● Record excerpts
════════

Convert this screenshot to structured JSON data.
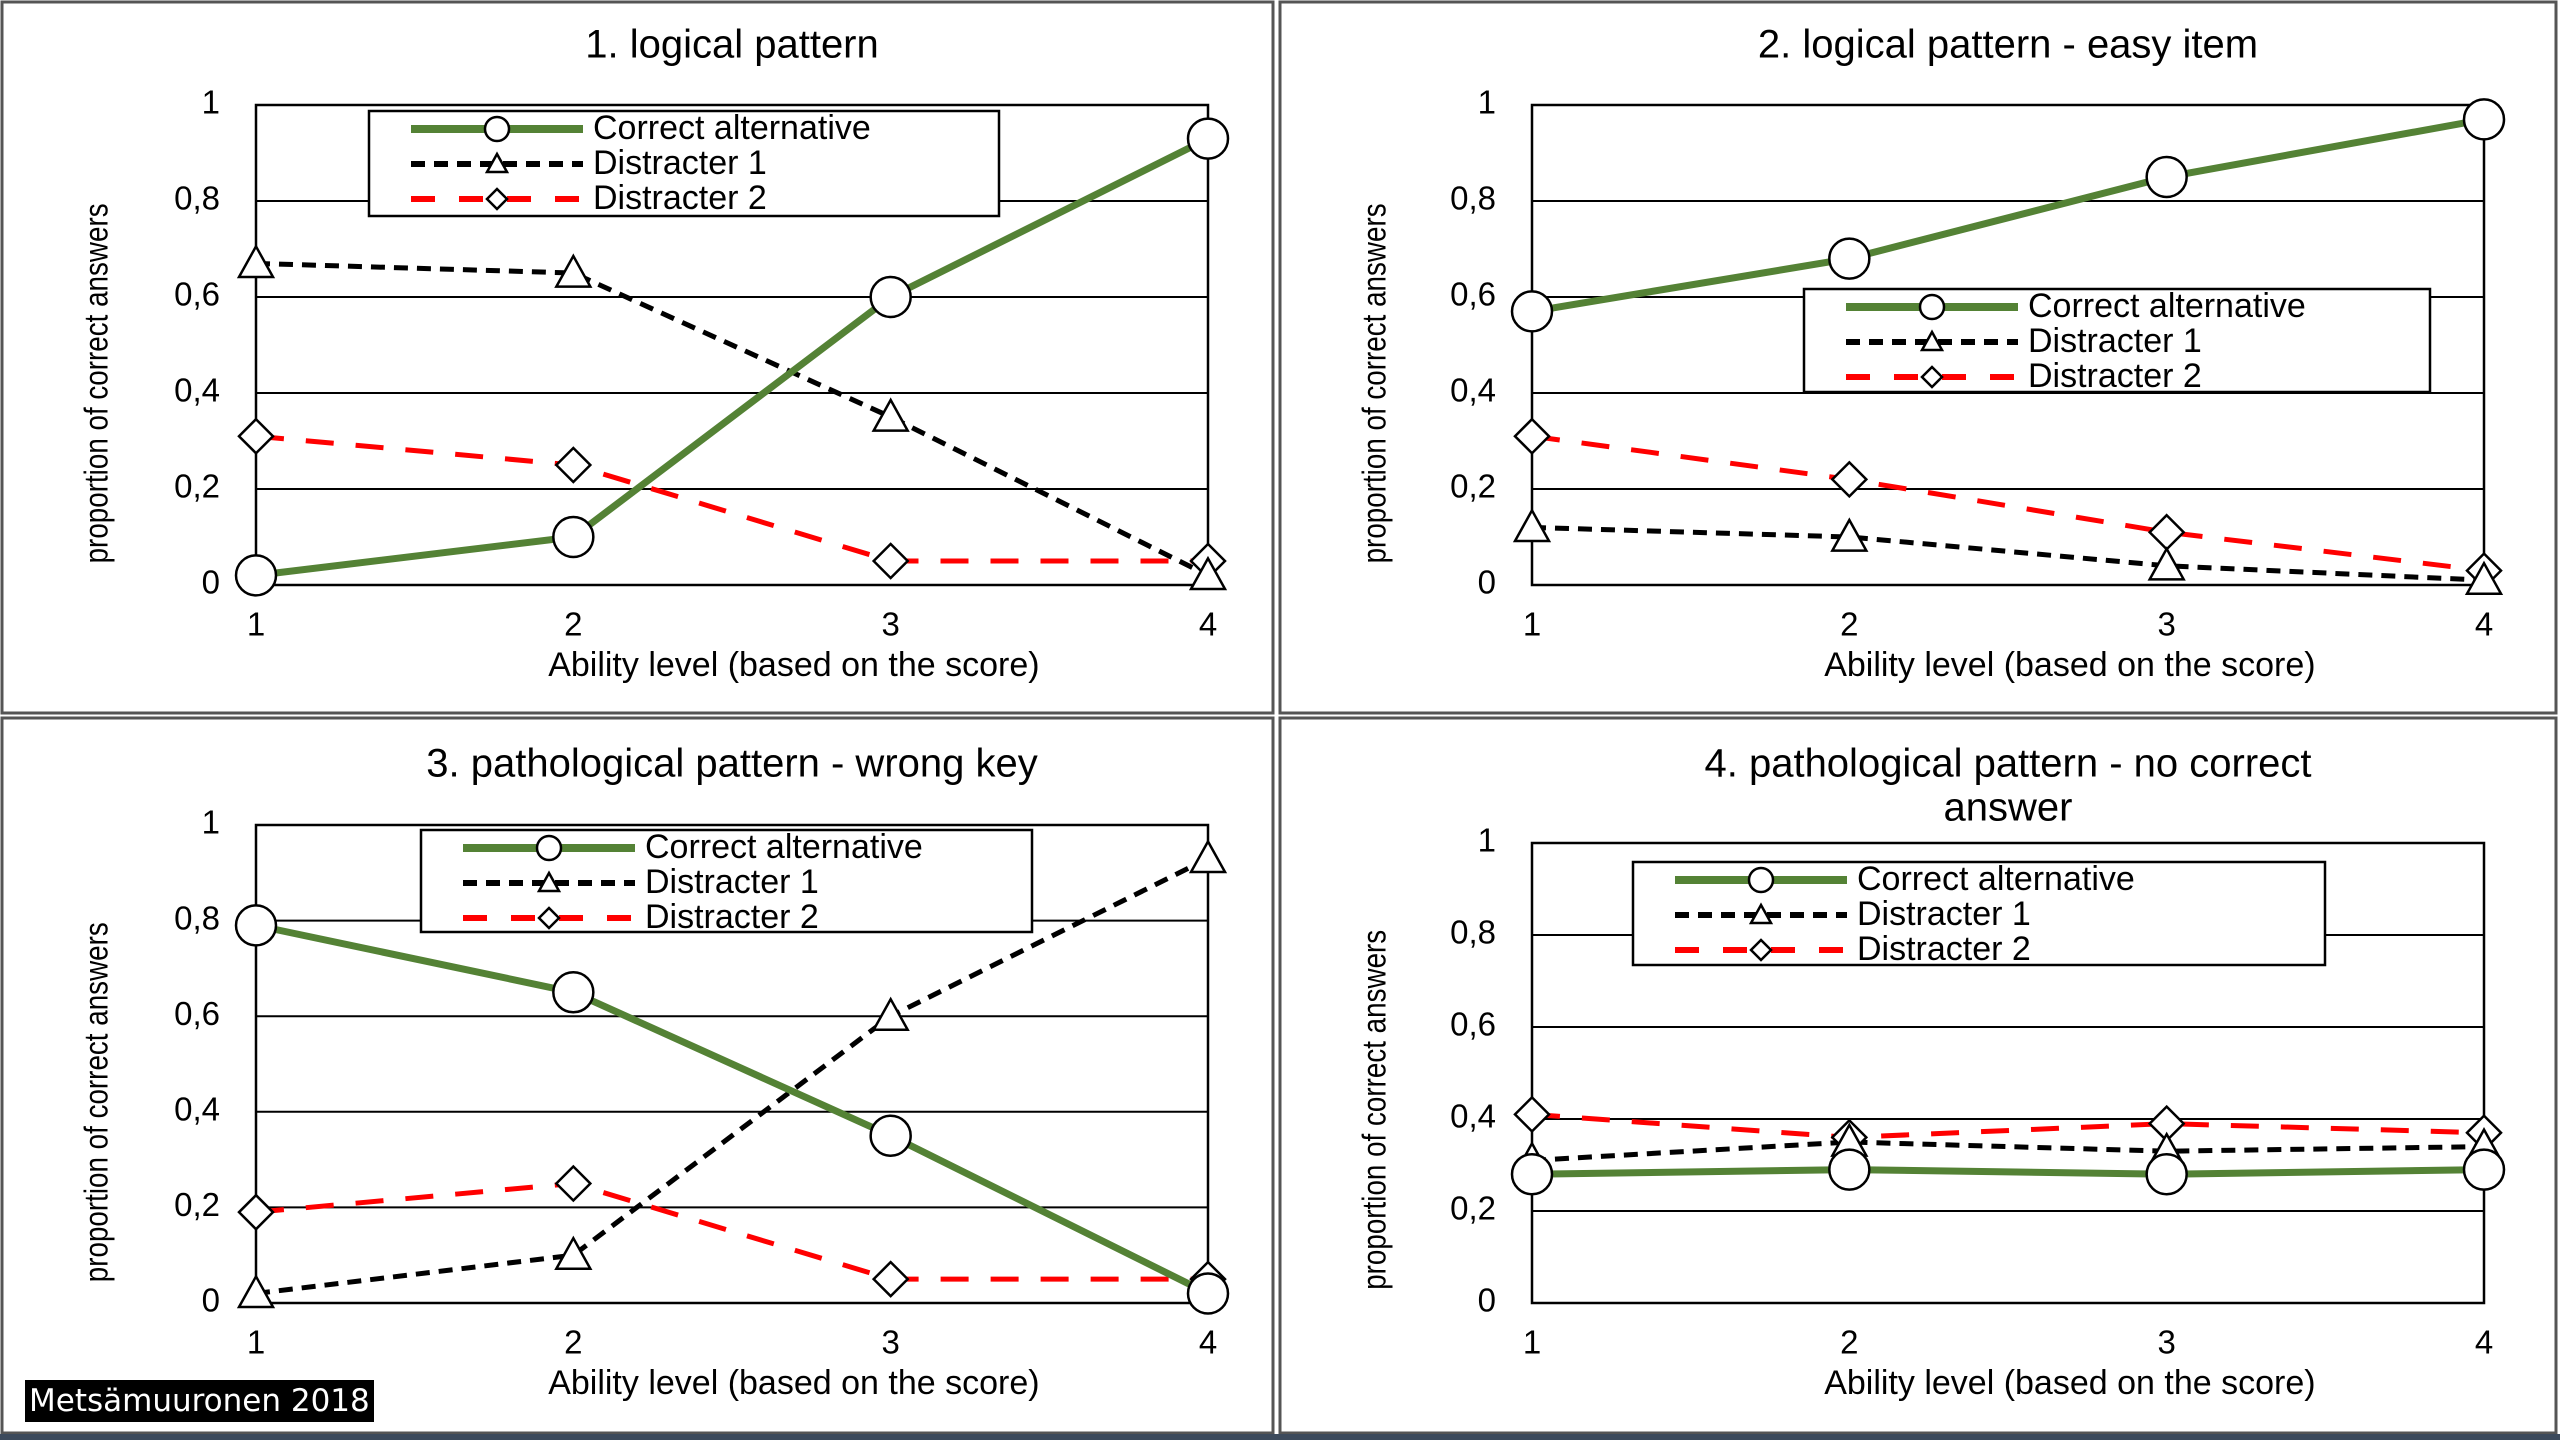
{
  "credit": "Metsämuuronen 2018",
  "colors": {
    "correct": "#548235",
    "distracter1": "#000000",
    "distracter2": "#ff0000",
    "grid": "#000000"
  },
  "chart_data": [
    {
      "type": "line",
      "title": "1. logical pattern",
      "xlabel": "Ability level (based on the score)",
      "ylabel": "proportion of correct answers",
      "x": [
        1,
        2,
        3,
        4
      ],
      "xticks": [
        "1",
        "2",
        "3",
        "4"
      ],
      "yticks": [
        "0",
        "0,2",
        "0,4",
        "0,6",
        "0,8",
        "1"
      ],
      "ylim": [
        0,
        1
      ],
      "grid": true,
      "legend": "top-center",
      "series": [
        {
          "name": "Correct alternative",
          "marker": "circle",
          "values": [
            0.02,
            0.1,
            0.6,
            0.93
          ]
        },
        {
          "name": "Distracter 1",
          "marker": "triangle",
          "values": [
            0.67,
            0.65,
            0.35,
            0.02
          ]
        },
        {
          "name": "Distracter 2",
          "marker": "diamond",
          "values": [
            0.31,
            0.25,
            0.05,
            0.05
          ]
        }
      ]
    },
    {
      "type": "line",
      "title": "2. logical pattern - easy item",
      "xlabel": "Ability level (based on the score)",
      "ylabel": "proportion of correct answers",
      "x": [
        1,
        2,
        3,
        4
      ],
      "xticks": [
        "1",
        "2",
        "3",
        "4"
      ],
      "yticks": [
        "0",
        "0,2",
        "0,4",
        "0,6",
        "0,8",
        "1"
      ],
      "ylim": [
        0,
        1
      ],
      "grid": true,
      "legend": "center-right",
      "series": [
        {
          "name": "Correct alternative",
          "marker": "circle",
          "values": [
            0.57,
            0.68,
            0.85,
            0.97
          ]
        },
        {
          "name": "Distracter 1",
          "marker": "triangle",
          "values": [
            0.12,
            0.1,
            0.04,
            0.01
          ]
        },
        {
          "name": "Distracter 2",
          "marker": "diamond",
          "values": [
            0.31,
            0.22,
            0.11,
            0.03
          ]
        }
      ]
    },
    {
      "type": "line",
      "title": "3. pathological pattern - wrong key",
      "xlabel": "Ability level (based on the score)",
      "ylabel": "proportion of correct answers",
      "x": [
        1,
        2,
        3,
        4
      ],
      "xticks": [
        "1",
        "2",
        "3",
        "4"
      ],
      "yticks": [
        "0",
        "0,2",
        "0,4",
        "0,6",
        "0,8",
        "1"
      ],
      "ylim": [
        0,
        1
      ],
      "grid": true,
      "legend": "top-center",
      "series": [
        {
          "name": "Correct alternative",
          "marker": "circle",
          "values": [
            0.79,
            0.65,
            0.35,
            0.02
          ]
        },
        {
          "name": "Distracter 1",
          "marker": "triangle",
          "values": [
            0.02,
            0.1,
            0.6,
            0.93
          ]
        },
        {
          "name": "Distracter 2",
          "marker": "diamond",
          "values": [
            0.19,
            0.25,
            0.05,
            0.05
          ]
        }
      ]
    },
    {
      "type": "line",
      "title": "4. pathological pattern - no correct answer",
      "xlabel": "Ability level (based on the score)",
      "ylabel": "proportion of correct answers",
      "x": [
        1,
        2,
        3,
        4
      ],
      "xticks": [
        "1",
        "2",
        "3",
        "4"
      ],
      "yticks": [
        "0",
        "0,2",
        "0,4",
        "0,6",
        "0,8",
        "1"
      ],
      "ylim": [
        0,
        1
      ],
      "grid": true,
      "legend": "top-center",
      "series": [
        {
          "name": "Correct alternative",
          "marker": "circle",
          "values": [
            0.28,
            0.29,
            0.28,
            0.29
          ]
        },
        {
          "name": "Distracter 1",
          "marker": "triangle",
          "values": [
            0.31,
            0.35,
            0.33,
            0.34
          ]
        },
        {
          "name": "Distracter 2",
          "marker": "diamond",
          "values": [
            0.41,
            0.36,
            0.39,
            0.37
          ]
        }
      ]
    }
  ]
}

════════

● Set exercise
Copy every record character for character. Skip the pictures.

● Answer
Convert this screenshot to structured JSON data.
{
  "credit": "Metsämuuronen 2018",
  "colors": {
    "correct": "#548235",
    "distracter1": "#000000",
    "distracter2": "#ff0000",
    "grid": "#000000"
  },
  "chart_data": [
    {
      "type": "line",
      "title": "1. logical pattern",
      "xlabel": "Ability level (based on the score)",
      "ylabel": "proportion of correct answers",
      "x": [
        1,
        2,
        3,
        4
      ],
      "xticks": [
        "1",
        "2",
        "3",
        "4"
      ],
      "yticks": [
        "0",
        "0,2",
        "0,4",
        "0,6",
        "0,8",
        "1"
      ],
      "ylim": [
        0,
        1
      ],
      "grid": true,
      "legend": "top-center",
      "series": [
        {
          "name": "Correct alternative",
          "marker": "circle",
          "values": [
            0.02,
            0.1,
            0.6,
            0.93
          ]
        },
        {
          "name": "Distracter 1",
          "marker": "triangle",
          "values": [
            0.67,
            0.65,
            0.35,
            0.02
          ]
        },
        {
          "name": "Distracter 2",
          "marker": "diamond",
          "values": [
            0.31,
            0.25,
            0.05,
            0.05
          ]
        }
      ]
    },
    {
      "type": "line",
      "title": "2. logical pattern - easy item",
      "xlabel": "Ability level (based on the score)",
      "ylabel": "proportion of correct answers",
      "x": [
        1,
        2,
        3,
        4
      ],
      "xticks": [
        "1",
        "2",
        "3",
        "4"
      ],
      "yticks": [
        "0",
        "0,2",
        "0,4",
        "0,6",
        "0,8",
        "1"
      ],
      "ylim": [
        0,
        1
      ],
      "grid": true,
      "legend": "center-right",
      "series": [
        {
          "name": "Correct alternative",
          "marker": "circle",
          "values": [
            0.57,
            0.68,
            0.85,
            0.97
          ]
        },
        {
          "name": "Distracter 1",
          "marker": "triangle",
          "values": [
            0.12,
            0.1,
            0.04,
            0.01
          ]
        },
        {
          "name": "Distracter 2",
          "marker": "diamond",
          "values": [
            0.31,
            0.22,
            0.11,
            0.03
          ]
        }
      ]
    },
    {
      "type": "line",
      "title": "3. pathological pattern - wrong key",
      "xlabel": "Ability level (based on the score)",
      "ylabel": "proportion of correct answers",
      "x": [
        1,
        2,
        3,
        4
      ],
      "xticks": [
        "1",
        "2",
        "3",
        "4"
      ],
      "yticks": [
        "0",
        "0,2",
        "0,4",
        "0,6",
        "0,8",
        "1"
      ],
      "ylim": [
        0,
        1
      ],
      "grid": true,
      "legend": "top-center",
      "series": [
        {
          "name": "Correct alternative",
          "marker": "circle",
          "values": [
            0.79,
            0.65,
            0.35,
            0.02
          ]
        },
        {
          "name": "Distracter 1",
          "marker": "triangle",
          "values": [
            0.02,
            0.1,
            0.6,
            0.93
          ]
        },
        {
          "name": "Distracter 2",
          "marker": "diamond",
          "values": [
            0.19,
            0.25,
            0.05,
            0.05
          ]
        }
      ]
    },
    {
      "type": "line",
      "title": "4. pathological pattern - no correct answer",
      "xlabel": "Ability level (based on the score)",
      "ylabel": "proportion of correct answers",
      "x": [
        1,
        2,
        3,
        4
      ],
      "xticks": [
        "1",
        "2",
        "3",
        "4"
      ],
      "yticks": [
        "0",
        "0,2",
        "0,4",
        "0,6",
        "0,8",
        "1"
      ],
      "ylim": [
        0,
        1
      ],
      "grid": true,
      "legend": "top-center",
      "series": [
        {
          "name": "Correct alternative",
          "marker": "circle",
          "values": [
            0.28,
            0.29,
            0.28,
            0.29
          ]
        },
        {
          "name": "Distracter 1",
          "marker": "triangle",
          "values": [
            0.31,
            0.35,
            0.33,
            0.34
          ]
        },
        {
          "name": "Distracter 2",
          "marker": "diamond",
          "values": [
            0.41,
            0.36,
            0.39,
            0.37
          ]
        }
      ]
    }
  ]
}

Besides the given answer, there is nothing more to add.